TASK OBJECTIVE | Reproduce the material word for word; the images stay out.

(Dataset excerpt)
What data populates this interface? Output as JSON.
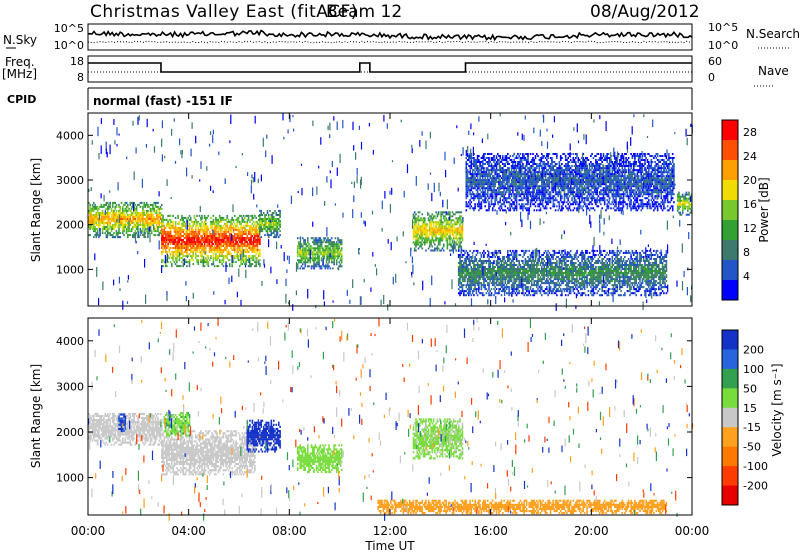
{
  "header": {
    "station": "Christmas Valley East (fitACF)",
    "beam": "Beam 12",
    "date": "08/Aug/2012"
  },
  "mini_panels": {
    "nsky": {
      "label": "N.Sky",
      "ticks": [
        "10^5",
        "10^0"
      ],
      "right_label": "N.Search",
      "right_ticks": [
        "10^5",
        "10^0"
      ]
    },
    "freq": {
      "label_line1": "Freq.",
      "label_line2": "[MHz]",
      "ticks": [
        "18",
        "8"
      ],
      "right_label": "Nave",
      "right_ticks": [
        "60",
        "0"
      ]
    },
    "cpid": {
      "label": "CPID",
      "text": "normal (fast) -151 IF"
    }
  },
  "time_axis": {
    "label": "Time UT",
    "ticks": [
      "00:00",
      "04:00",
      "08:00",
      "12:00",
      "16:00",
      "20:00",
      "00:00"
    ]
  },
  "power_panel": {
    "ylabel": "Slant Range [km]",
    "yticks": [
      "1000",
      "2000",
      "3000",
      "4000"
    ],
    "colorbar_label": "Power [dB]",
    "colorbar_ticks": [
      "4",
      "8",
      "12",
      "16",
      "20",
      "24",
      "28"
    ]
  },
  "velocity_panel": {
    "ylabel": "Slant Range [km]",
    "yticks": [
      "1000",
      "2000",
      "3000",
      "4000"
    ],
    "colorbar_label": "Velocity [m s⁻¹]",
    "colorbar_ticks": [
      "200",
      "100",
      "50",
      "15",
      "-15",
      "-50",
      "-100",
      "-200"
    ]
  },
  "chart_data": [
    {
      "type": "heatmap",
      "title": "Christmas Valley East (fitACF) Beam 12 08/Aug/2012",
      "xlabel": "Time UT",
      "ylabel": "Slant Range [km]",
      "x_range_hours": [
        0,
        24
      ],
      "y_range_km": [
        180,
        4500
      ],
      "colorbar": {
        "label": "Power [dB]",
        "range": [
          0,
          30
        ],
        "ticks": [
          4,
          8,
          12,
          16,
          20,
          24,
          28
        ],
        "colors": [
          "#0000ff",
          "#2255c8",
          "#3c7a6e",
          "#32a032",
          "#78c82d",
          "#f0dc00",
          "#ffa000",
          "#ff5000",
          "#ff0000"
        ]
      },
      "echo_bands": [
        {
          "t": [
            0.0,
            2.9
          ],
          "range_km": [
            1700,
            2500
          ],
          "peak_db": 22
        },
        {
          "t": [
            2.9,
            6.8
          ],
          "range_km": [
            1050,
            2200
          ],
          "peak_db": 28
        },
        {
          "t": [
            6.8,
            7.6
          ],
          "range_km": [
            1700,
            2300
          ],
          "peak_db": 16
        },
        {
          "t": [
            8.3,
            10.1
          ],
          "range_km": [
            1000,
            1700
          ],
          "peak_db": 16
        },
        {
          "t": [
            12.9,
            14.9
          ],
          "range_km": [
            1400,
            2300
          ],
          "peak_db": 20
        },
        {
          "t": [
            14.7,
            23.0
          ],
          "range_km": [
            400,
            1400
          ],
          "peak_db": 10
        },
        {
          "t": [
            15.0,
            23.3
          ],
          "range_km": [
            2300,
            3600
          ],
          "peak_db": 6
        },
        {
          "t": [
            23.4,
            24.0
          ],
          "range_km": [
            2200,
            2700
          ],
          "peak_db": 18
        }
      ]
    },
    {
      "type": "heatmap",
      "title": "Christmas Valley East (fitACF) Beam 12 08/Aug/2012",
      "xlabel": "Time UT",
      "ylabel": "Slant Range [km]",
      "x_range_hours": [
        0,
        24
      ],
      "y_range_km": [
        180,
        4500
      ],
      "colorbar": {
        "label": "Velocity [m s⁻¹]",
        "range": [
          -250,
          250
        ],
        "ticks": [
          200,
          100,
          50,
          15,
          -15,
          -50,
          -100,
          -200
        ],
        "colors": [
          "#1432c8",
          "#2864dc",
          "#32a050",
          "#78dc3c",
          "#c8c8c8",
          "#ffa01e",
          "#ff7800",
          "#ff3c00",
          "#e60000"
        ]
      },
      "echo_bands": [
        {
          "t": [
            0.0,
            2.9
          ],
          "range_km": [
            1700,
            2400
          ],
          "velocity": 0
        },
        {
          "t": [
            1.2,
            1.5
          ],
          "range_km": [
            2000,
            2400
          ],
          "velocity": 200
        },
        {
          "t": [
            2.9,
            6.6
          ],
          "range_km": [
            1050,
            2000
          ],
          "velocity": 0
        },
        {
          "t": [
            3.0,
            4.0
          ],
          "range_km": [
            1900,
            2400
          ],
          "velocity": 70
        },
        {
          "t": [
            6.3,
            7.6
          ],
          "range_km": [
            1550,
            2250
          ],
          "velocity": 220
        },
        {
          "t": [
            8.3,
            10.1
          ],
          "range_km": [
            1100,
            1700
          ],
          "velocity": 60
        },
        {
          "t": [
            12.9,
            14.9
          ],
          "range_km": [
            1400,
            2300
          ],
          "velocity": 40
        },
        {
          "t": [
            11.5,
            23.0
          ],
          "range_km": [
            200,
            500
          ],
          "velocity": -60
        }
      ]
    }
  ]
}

SOLUTION FOR THIS PROBLEM |
What data populates this interface? Output as JSON.
{
  "header": {
    "station": "Christmas Valley East (fitACF)",
    "beam": "Beam 12",
    "date": "08/Aug/2012"
  },
  "mini_panels": {
    "nsky": {
      "label": "N.Sky",
      "ticks": [
        "10^5",
        "10^0"
      ],
      "right_label": "N.Search",
      "right_ticks": [
        "10^5",
        "10^0"
      ]
    },
    "freq": {
      "label_line1": "Freq.",
      "label_line2": "[MHz]",
      "ticks": [
        "18",
        "8"
      ],
      "right_label": "Nave",
      "right_ticks": [
        "60",
        "0"
      ]
    },
    "cpid": {
      "label": "CPID",
      "text": "normal (fast) -151 IF"
    }
  },
  "time_axis": {
    "label": "Time UT",
    "ticks": [
      "00:00",
      "04:00",
      "08:00",
      "12:00",
      "16:00",
      "20:00",
      "00:00"
    ]
  },
  "power_panel": {
    "ylabel": "Slant Range [km]",
    "yticks": [
      "1000",
      "2000",
      "3000",
      "4000"
    ],
    "colorbar_label": "Power [dB]",
    "colorbar_ticks": [
      "4",
      "8",
      "12",
      "16",
      "20",
      "24",
      "28"
    ]
  },
  "velocity_panel": {
    "ylabel": "Slant Range [km]",
    "yticks": [
      "1000",
      "2000",
      "3000",
      "4000"
    ],
    "colorbar_label": "Velocity [m s⁻¹]",
    "colorbar_ticks": [
      "200",
      "100",
      "50",
      "15",
      "-15",
      "-50",
      "-100",
      "-200"
    ]
  },
  "chart_data": [
    {
      "type": "heatmap",
      "title": "Christmas Valley East (fitACF) Beam 12 08/Aug/2012",
      "xlabel": "Time UT",
      "ylabel": "Slant Range [km]",
      "x_range_hours": [
        0,
        24
      ],
      "y_range_km": [
        180,
        4500
      ],
      "colorbar": {
        "label": "Power [dB]",
        "range": [
          0,
          30
        ],
        "ticks": [
          4,
          8,
          12,
          16,
          20,
          24,
          28
        ],
        "colors": [
          "#0000ff",
          "#2255c8",
          "#3c7a6e",
          "#32a032",
          "#78c82d",
          "#f0dc00",
          "#ffa000",
          "#ff5000",
          "#ff0000"
        ]
      },
      "echo_bands": [
        {
          "t": [
            0.0,
            2.9
          ],
          "range_km": [
            1700,
            2500
          ],
          "peak_db": 22
        },
        {
          "t": [
            2.9,
            6.8
          ],
          "range_km": [
            1050,
            2200
          ],
          "peak_db": 28
        },
        {
          "t": [
            6.8,
            7.6
          ],
          "range_km": [
            1700,
            2300
          ],
          "peak_db": 16
        },
        {
          "t": [
            8.3,
            10.1
          ],
          "range_km": [
            1000,
            1700
          ],
          "peak_db": 16
        },
        {
          "t": [
            12.9,
            14.9
          ],
          "range_km": [
            1400,
            2300
          ],
          "peak_db": 20
        },
        {
          "t": [
            14.7,
            23.0
          ],
          "range_km": [
            400,
            1400
          ],
          "peak_db": 10
        },
        {
          "t": [
            15.0,
            23.3
          ],
          "range_km": [
            2300,
            3600
          ],
          "peak_db": 6
        },
        {
          "t": [
            23.4,
            24.0
          ],
          "range_km": [
            2200,
            2700
          ],
          "peak_db": 18
        }
      ]
    },
    {
      "type": "heatmap",
      "title": "Christmas Valley East (fitACF) Beam 12 08/Aug/2012",
      "xlabel": "Time UT",
      "ylabel": "Slant Range [km]",
      "x_range_hours": [
        0,
        24
      ],
      "y_range_km": [
        180,
        4500
      ],
      "colorbar": {
        "label": "Velocity [m s⁻¹]",
        "range": [
          -250,
          250
        ],
        "ticks": [
          200,
          100,
          50,
          15,
          -15,
          -50,
          -100,
          -200
        ],
        "colors": [
          "#1432c8",
          "#2864dc",
          "#32a050",
          "#78dc3c",
          "#c8c8c8",
          "#ffa01e",
          "#ff7800",
          "#ff3c00",
          "#e60000"
        ]
      },
      "echo_bands": [
        {
          "t": [
            0.0,
            2.9
          ],
          "range_km": [
            1700,
            2400
          ],
          "velocity": 0
        },
        {
          "t": [
            1.2,
            1.5
          ],
          "range_km": [
            2000,
            2400
          ],
          "velocity": 200
        },
        {
          "t": [
            2.9,
            6.6
          ],
          "range_km": [
            1050,
            2000
          ],
          "velocity": 0
        },
        {
          "t": [
            3.0,
            4.0
          ],
          "range_km": [
            1900,
            2400
          ],
          "velocity": 70
        },
        {
          "t": [
            6.3,
            7.6
          ],
          "range_km": [
            1550,
            2250
          ],
          "velocity": 220
        },
        {
          "t": [
            8.3,
            10.1
          ],
          "range_km": [
            1100,
            1700
          ],
          "velocity": 60
        },
        {
          "t": [
            12.9,
            14.9
          ],
          "range_km": [
            1400,
            2300
          ],
          "velocity": 40
        },
        {
          "t": [
            11.5,
            23.0
          ],
          "range_km": [
            200,
            500
          ],
          "velocity": -60
        }
      ]
    }
  ]
}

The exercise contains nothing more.